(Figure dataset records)
(begin)

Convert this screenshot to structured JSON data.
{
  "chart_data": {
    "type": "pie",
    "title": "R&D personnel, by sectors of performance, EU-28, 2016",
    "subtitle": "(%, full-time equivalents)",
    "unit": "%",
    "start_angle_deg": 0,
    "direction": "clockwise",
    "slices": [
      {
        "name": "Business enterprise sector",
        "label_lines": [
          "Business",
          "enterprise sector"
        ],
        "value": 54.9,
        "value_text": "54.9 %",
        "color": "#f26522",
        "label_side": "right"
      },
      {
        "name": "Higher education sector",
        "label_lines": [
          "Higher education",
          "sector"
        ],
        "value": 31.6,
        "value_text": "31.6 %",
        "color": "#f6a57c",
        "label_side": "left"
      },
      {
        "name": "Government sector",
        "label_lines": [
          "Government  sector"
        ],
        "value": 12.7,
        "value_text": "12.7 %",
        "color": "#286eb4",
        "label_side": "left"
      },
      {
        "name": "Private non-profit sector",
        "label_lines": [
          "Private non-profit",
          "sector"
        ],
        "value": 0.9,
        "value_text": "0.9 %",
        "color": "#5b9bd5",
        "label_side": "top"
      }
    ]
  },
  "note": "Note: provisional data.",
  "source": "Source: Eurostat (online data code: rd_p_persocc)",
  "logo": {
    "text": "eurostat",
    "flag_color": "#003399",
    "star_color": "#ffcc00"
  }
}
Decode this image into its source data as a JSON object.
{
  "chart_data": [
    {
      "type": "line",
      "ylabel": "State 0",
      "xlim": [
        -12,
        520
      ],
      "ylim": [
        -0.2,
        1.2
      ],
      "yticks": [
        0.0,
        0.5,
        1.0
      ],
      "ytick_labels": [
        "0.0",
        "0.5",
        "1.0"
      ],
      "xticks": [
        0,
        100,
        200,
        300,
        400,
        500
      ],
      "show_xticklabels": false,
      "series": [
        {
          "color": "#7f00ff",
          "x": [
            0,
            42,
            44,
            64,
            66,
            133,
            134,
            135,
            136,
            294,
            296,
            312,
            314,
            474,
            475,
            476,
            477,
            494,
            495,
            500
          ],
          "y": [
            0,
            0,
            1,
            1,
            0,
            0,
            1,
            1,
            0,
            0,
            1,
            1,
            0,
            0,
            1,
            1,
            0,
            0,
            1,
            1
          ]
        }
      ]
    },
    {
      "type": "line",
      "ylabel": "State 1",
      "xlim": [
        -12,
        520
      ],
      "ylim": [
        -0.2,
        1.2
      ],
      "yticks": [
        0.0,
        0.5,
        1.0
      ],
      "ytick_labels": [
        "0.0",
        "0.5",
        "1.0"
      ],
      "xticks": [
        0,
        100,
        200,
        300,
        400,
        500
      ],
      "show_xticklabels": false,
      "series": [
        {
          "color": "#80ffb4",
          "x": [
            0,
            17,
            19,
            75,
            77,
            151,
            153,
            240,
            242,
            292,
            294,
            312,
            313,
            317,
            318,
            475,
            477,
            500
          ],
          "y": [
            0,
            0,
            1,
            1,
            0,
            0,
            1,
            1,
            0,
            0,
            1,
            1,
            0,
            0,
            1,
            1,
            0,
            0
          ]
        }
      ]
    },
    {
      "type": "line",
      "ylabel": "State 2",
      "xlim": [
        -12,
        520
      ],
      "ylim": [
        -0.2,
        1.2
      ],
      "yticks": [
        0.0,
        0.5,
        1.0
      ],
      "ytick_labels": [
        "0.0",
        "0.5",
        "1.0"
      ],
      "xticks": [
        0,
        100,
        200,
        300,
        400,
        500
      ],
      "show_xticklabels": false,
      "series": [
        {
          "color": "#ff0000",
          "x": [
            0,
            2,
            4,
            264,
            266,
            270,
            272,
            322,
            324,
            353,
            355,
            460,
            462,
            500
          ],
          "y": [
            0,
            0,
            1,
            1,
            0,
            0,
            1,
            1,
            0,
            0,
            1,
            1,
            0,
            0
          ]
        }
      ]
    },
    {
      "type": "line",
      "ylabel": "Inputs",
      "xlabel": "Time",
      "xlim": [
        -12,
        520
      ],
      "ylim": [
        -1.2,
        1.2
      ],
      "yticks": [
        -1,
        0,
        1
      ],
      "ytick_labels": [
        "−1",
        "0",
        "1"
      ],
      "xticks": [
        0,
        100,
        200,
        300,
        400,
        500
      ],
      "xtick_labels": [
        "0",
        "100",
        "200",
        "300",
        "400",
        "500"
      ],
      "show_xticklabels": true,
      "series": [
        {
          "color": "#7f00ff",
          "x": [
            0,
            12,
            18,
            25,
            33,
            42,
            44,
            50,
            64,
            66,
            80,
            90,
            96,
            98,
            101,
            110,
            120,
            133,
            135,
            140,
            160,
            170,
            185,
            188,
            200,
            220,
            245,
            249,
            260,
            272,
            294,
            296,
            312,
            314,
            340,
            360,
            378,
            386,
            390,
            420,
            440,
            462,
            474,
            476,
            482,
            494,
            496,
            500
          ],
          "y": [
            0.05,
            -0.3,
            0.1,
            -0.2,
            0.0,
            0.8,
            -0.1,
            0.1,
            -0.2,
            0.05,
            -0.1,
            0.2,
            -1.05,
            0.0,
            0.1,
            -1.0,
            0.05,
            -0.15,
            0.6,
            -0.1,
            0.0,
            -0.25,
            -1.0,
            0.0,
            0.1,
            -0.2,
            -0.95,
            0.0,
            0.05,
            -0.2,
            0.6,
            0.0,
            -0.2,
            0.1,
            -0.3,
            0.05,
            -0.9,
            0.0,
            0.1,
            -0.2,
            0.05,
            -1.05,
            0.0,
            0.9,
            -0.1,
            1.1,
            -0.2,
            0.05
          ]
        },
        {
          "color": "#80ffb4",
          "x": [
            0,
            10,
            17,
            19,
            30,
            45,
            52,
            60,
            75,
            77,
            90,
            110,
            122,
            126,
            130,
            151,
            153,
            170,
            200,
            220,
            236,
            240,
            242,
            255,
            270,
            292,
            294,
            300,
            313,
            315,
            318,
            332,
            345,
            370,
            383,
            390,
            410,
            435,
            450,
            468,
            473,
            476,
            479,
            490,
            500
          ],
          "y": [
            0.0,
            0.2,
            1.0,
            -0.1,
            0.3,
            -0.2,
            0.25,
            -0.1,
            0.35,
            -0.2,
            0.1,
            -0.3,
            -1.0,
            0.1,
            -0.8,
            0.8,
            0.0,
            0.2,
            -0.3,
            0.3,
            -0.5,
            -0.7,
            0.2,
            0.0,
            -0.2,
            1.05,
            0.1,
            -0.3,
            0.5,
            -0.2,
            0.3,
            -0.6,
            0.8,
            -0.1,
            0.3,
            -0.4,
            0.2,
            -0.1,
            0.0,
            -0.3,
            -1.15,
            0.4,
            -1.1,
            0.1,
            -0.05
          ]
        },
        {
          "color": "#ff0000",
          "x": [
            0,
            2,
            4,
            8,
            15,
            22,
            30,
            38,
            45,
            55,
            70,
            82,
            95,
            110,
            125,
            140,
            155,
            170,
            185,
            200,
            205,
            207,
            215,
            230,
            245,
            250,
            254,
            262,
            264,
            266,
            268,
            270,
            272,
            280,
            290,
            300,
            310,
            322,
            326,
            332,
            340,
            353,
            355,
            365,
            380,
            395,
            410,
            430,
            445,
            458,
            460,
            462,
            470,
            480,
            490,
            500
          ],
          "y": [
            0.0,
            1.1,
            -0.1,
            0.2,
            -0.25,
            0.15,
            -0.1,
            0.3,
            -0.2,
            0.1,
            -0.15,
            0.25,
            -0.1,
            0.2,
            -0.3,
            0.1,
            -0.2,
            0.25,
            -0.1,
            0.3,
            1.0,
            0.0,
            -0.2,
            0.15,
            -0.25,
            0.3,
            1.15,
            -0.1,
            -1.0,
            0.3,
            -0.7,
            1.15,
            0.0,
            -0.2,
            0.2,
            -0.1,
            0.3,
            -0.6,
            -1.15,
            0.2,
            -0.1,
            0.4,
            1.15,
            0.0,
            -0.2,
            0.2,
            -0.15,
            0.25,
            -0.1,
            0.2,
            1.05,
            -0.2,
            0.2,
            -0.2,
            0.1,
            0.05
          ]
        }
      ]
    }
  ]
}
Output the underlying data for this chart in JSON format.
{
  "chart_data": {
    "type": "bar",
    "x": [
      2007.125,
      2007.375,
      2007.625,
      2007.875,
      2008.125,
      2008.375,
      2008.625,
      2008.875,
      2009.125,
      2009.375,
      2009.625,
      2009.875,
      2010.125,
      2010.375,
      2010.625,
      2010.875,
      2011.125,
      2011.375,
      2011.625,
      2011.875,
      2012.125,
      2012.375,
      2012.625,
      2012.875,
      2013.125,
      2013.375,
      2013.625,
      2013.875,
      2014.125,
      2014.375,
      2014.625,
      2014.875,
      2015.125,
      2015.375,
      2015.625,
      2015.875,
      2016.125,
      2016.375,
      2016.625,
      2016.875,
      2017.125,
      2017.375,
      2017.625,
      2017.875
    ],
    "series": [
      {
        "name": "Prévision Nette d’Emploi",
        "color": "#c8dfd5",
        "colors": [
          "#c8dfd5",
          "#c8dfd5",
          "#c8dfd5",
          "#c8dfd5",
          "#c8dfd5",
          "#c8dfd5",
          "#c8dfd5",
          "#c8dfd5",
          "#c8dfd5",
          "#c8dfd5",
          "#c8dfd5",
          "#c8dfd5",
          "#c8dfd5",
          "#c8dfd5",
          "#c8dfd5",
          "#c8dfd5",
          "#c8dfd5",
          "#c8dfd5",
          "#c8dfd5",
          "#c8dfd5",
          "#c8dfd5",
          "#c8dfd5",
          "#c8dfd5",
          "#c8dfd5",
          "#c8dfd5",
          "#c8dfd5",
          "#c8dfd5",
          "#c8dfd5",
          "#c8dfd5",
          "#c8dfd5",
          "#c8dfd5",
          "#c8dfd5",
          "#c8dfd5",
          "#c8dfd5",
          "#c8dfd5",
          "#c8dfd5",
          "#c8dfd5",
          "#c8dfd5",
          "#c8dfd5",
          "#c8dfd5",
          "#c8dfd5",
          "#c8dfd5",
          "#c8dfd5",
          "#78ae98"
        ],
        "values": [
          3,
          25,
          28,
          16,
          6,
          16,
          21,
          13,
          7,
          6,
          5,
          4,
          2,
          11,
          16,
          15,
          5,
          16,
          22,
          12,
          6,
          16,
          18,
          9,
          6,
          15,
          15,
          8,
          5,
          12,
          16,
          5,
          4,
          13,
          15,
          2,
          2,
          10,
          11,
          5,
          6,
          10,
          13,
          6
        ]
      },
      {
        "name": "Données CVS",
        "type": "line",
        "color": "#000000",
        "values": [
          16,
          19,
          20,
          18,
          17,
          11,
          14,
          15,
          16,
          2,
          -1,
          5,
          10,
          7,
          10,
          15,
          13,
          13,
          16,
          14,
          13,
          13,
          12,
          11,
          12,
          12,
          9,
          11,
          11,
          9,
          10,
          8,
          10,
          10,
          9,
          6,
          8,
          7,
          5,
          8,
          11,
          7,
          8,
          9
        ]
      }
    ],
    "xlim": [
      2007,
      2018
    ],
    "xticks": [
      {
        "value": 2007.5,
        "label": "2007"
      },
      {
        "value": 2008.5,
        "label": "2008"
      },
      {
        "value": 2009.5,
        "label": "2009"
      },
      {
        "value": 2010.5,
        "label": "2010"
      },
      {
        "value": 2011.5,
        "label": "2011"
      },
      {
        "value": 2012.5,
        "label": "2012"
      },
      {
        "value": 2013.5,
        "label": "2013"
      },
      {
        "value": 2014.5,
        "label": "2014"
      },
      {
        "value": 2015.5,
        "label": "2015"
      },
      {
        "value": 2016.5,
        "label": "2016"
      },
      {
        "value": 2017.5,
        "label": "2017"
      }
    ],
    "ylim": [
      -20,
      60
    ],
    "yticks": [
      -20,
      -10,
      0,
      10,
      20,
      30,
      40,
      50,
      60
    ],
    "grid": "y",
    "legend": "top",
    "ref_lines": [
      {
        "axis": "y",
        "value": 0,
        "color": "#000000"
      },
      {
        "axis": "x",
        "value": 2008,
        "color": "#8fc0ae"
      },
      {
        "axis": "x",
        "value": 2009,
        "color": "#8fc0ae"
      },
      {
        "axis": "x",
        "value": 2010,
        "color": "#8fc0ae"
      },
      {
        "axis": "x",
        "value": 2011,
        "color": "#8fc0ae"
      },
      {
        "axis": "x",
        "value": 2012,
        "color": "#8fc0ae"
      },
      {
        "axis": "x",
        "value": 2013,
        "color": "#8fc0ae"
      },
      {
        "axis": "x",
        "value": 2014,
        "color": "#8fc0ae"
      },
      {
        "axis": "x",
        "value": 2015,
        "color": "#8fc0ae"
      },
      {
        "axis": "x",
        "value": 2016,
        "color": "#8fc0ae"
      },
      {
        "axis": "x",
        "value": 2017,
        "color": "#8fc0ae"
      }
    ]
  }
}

(end)

PROBLEM DESCRIPTION:
How many of the lines above include the string "education"? Answer with the number only.

SOLUTION:
2